• Given instruction: Please reproduce the records word for word, starting at the line that contains "activity-cell: Presentació del" and stopping after the line that contains "409, 472, 433]".
════════════════
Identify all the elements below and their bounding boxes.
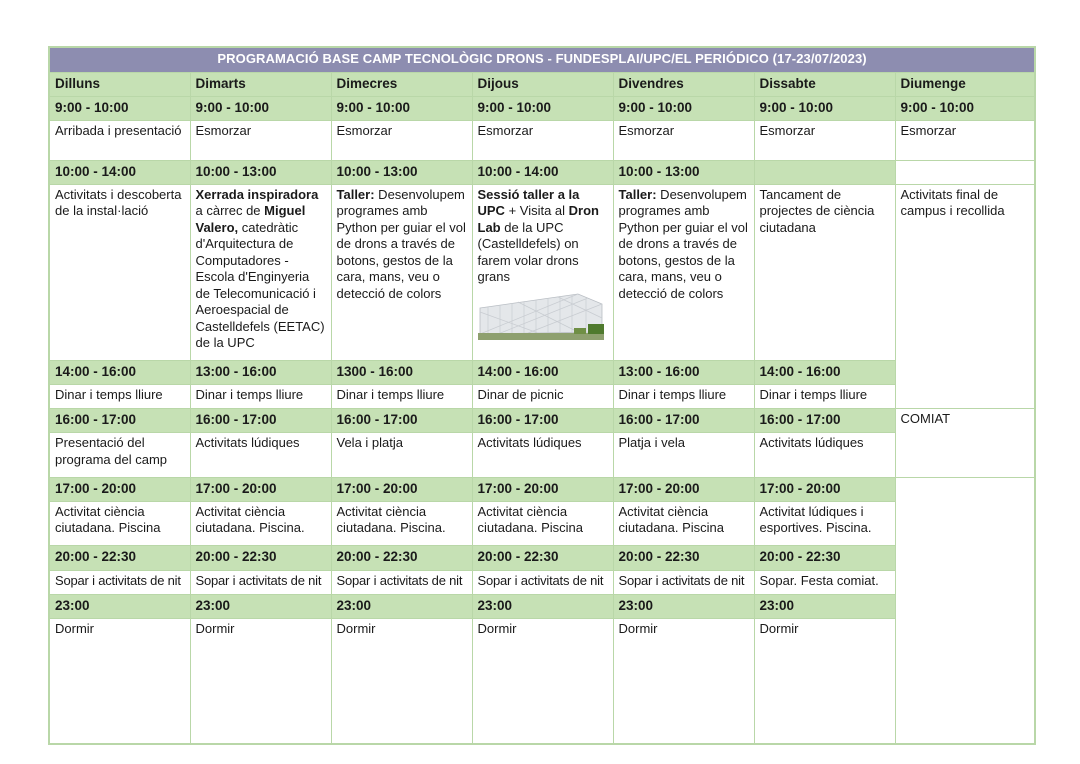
activity-cell: Presentació del programa del camp	[49, 433, 190, 477]
activity-cell: Esmorzar	[190, 121, 331, 160]
time-cell: 9:00 - 10:00	[190, 96, 331, 120]
greenhouse-dron-lab-image	[478, 288, 604, 340]
time-cell: 13:00 - 16:00	[613, 360, 754, 384]
activity-cell: Tancament de projectes de ciència ciutadana	[754, 184, 895, 360]
time-cell: 23:00	[331, 594, 472, 618]
activity-cell: Dinar i temps lliure	[49, 384, 190, 408]
time-cell: 23:00	[49, 594, 190, 618]
text: de la UPC (Castelldefels) on farem volar drons grans	[477, 219, 579, 285]
activity-cell: Dormir	[472, 619, 613, 744]
schedule-title: PROGRAMACIÓ BASE CAMP TECNOLÒGIC DRONS - FUNDESPLAI/UPC/EL PERIÓDICO (17-23/07/2023)	[49, 47, 1035, 72]
time-cell: 20:00 - 22:30	[49, 546, 190, 570]
bold-text: Taller:	[336, 186, 375, 202]
day-header: Dilluns	[49, 72, 190, 96]
text: Desenvolupem programes amb Python per guiar el vol de drons a través de botons, gestos de la cara, mans, veu o detecció de colors	[336, 186, 466, 301]
time-cell-empty	[754, 160, 895, 184]
activity-cell	[331, 184, 472, 360]
time-cell: 10:00 - 14:00	[472, 160, 613, 184]
time-cell: 23:00	[754, 594, 895, 618]
time-cell: 20:00 - 22:30	[613, 546, 754, 570]
time-cell: 16:00 - 17:00	[331, 409, 472, 433]
time-cell: 23:00	[613, 594, 754, 618]
bold-text: Miguel Valero,	[195, 203, 306, 235]
day-header: Diumenge	[895, 72, 1035, 96]
activity-cell: Dinar i temps lliure	[190, 384, 331, 408]
bold-text: Dron Lab	[477, 203, 600, 235]
activity-cell	[613, 184, 754, 360]
day-header: Divendres	[613, 72, 754, 96]
time-cell: 16:00 - 17:00	[49, 409, 190, 433]
time-cell: 16:00 - 17:00	[754, 409, 895, 433]
time-cell: 16:00 - 17:00	[190, 409, 331, 433]
time-cell: 14:00 - 16:00	[49, 360, 190, 384]
time-cell: 17:00 - 20:00	[190, 477, 331, 501]
day-header: Dimecres	[331, 72, 472, 96]
time-cell: 9:00 - 10:00	[49, 96, 190, 120]
activity-cell	[190, 184, 331, 360]
activity-cell: Dormir	[49, 619, 190, 744]
activity-cell: Activitats lúdiques	[190, 433, 331, 477]
activity-cell: Activitat ciència ciutadana. Piscina.	[190, 501, 331, 545]
time-cell: 17:00 - 20:00	[754, 477, 895, 501]
activity-cell: Esmorzar	[331, 121, 472, 160]
activity-cell: Dinar i temps lliure	[331, 384, 472, 408]
time-cell: 14:00 - 16:00	[472, 360, 613, 384]
activity-cell: Sopar i activitats de nit	[190, 570, 331, 594]
activity-cell	[472, 184, 613, 360]
activity-cell: Vela i platja	[331, 433, 472, 477]
activity-cell: Dinar de picnic	[472, 384, 613, 408]
activity-cell: Sopar. Festa comiat.	[754, 570, 895, 594]
activity-cell: Activitats lúdiques	[754, 433, 895, 477]
activity-cell: Sopar i activitats de nit	[331, 570, 472, 594]
text: catedràtic d'Arquitectura de Computadores - Escola d'Enginyeria de Telecomunicació i Aeroespacial de Castelldefels (EETAC) de la UPC	[195, 219, 325, 351]
time-cell: 9:00 - 10:00	[895, 96, 1035, 120]
time-cell: 10:00 - 13:00	[331, 160, 472, 184]
time-cell: 1300 - 16:00	[331, 360, 472, 384]
time-cell: 17:00 - 20:00	[613, 477, 754, 501]
time-cell: 17:00 - 20:00	[472, 477, 613, 501]
time-cell: 16:00 - 17:00	[472, 409, 613, 433]
text: a càrrec de	[195, 203, 265, 219]
bold-text: Xerrada inspiradora	[195, 186, 319, 202]
activity-cell: Esmorzar	[613, 121, 754, 160]
activity-cell: Platja i vela	[613, 433, 754, 477]
activity-cell: Esmorzar	[895, 121, 1035, 160]
activity-cell: Dormir	[331, 619, 472, 744]
time-cell: 23:00	[472, 594, 613, 618]
text: Desenvolupem programes amb Python per guiar el vol de drons a través de botons, gestos de la cara, mans, veu o detecció de colors	[618, 186, 748, 301]
activity-cell: Dormir	[190, 619, 331, 744]
time-cell: 23:00	[190, 594, 331, 618]
activity-cell: Esmorzar	[472, 121, 613, 160]
activity-cell: Esmorzar	[754, 121, 895, 160]
time-cell: 10:00 - 13:00	[190, 160, 331, 184]
day-header: Dijous	[472, 72, 613, 96]
time-cell: 9:00 - 10:00	[613, 96, 754, 120]
activity-cell: Activitats lúdiques	[472, 433, 613, 477]
activity-cell: Activitat ciència ciutadana. Piscina.	[331, 501, 472, 545]
time-cell: 20:00 - 22:30	[754, 546, 895, 570]
time-cell: 20:00 - 22:30	[472, 546, 613, 570]
activity-cell: COMIAT	[895, 409, 1035, 478]
bold-text: Sessió taller a la UPC	[477, 186, 580, 219]
activity-cell: Activitat lúdiques i esportives. Piscina.	[754, 501, 895, 545]
time-cell: 9:00 - 10:00	[331, 96, 472, 120]
time-cell: 9:00 - 10:00	[754, 96, 895, 120]
time-cell: 14:00 - 16:00	[754, 360, 895, 384]
text: + Visita al	[504, 203, 569, 219]
activity-cell: Activitat ciència ciutadana. Piscina	[472, 501, 613, 545]
activity-cell: Dormir	[754, 619, 895, 744]
activity-cell: Sopar i activitats de nit	[49, 570, 190, 594]
activity-cell: Activitat ciència ciutadana. Piscina	[49, 501, 190, 545]
bold-text: Taller:	[618, 186, 657, 202]
time-cell: 13:00 - 16:00	[190, 360, 331, 384]
activity-cell: Dinar i temps lliure	[613, 384, 754, 408]
activity-cell: Dinar i temps lliure	[754, 384, 895, 408]
activity-cell: Activitat ciència ciutadana. Piscina	[613, 501, 754, 545]
time-cell: 20:00 - 22:30	[190, 546, 331, 570]
schedule-table	[48, 46, 1036, 745]
activity-cell: Sopar i activitats de nit	[613, 570, 754, 594]
greenhouse-image-svg	[478, 288, 604, 340]
time-cell: 17:00 - 20:00	[49, 477, 190, 501]
activity-cell: Activitats i descoberta de la instal·lació	[49, 184, 190, 360]
day-header: Dimarts	[190, 72, 331, 96]
activity-cell: Arribada i presentació	[49, 121, 190, 160]
time-cell: 10:00 - 13:00	[613, 160, 754, 184]
empty-cell	[895, 477, 1035, 744]
empty-cell	[895, 160, 1035, 184]
activity-cell: Dormir	[613, 619, 754, 744]
time-cell: 10:00 - 14:00	[49, 160, 190, 184]
activity-cell: Sopar i activitats de nit	[472, 570, 613, 594]
time-cell: 16:00 - 17:00	[613, 409, 754, 433]
time-cell: 20:00 - 22:30	[331, 546, 472, 570]
time-cell: 17:00 - 20:00	[331, 477, 472, 501]
day-header: Dissabte	[754, 72, 895, 96]
activity-cell: Activitats final de campus i recollida	[895, 184, 1035, 408]
time-cell: 9:00 - 10:00	[472, 96, 613, 120]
════════════════
• Solution:
activity-cell: Presentació del programa del camp	[49, 433, 190, 477]
activity-cell: Esmorzar	[190, 121, 331, 160]
time-cell: 9:00 - 10:00	[190, 96, 331, 120]
greenhouse-dron-lab-image	[478, 288, 604, 340]
time-cell: 13:00 - 16:00	[613, 360, 754, 384]
activity-cell: Tancament de projectes de ciència ciutadana	[754, 184, 895, 360]
time-cell: 23:00	[331, 594, 472, 618]
activity-cell: Dinar i temps lliure	[49, 384, 190, 408]
time-cell: 23:00	[49, 594, 190, 618]
text: de la UPC (Castelldefels) on farem volar drons grans	[477, 219, 579, 285]
activity-cell: Dormir	[472, 619, 613, 744]
schedule-title: PROGRAMACIÓ BASE CAMP TECNOLÒGIC DRONS - FUNDESPLAI/UPC/EL PERIÓDICO (17-23/07/2023)	[49, 47, 1035, 72]
time-cell: 20:00 - 22:30	[49, 546, 190, 570]
bold-text: Taller:	[336, 186, 375, 202]
day-header: Dilluns	[49, 72, 190, 96]
text: Desenvolupem programes amb Python per guiar el vol de drons a través de botons, gestos de la cara, mans, veu o detecció de colors	[336, 186, 466, 301]
time-cell-empty	[754, 160, 895, 184]
activity-cell	[331, 184, 472, 360]
time-cell: 10:00 - 14:00	[472, 160, 613, 184]
time-cell: 23:00	[754, 594, 895, 618]
time-cell: 20:00 - 22:30	[613, 546, 754, 570]
time-cell: 16:00 - 17:00	[331, 409, 472, 433]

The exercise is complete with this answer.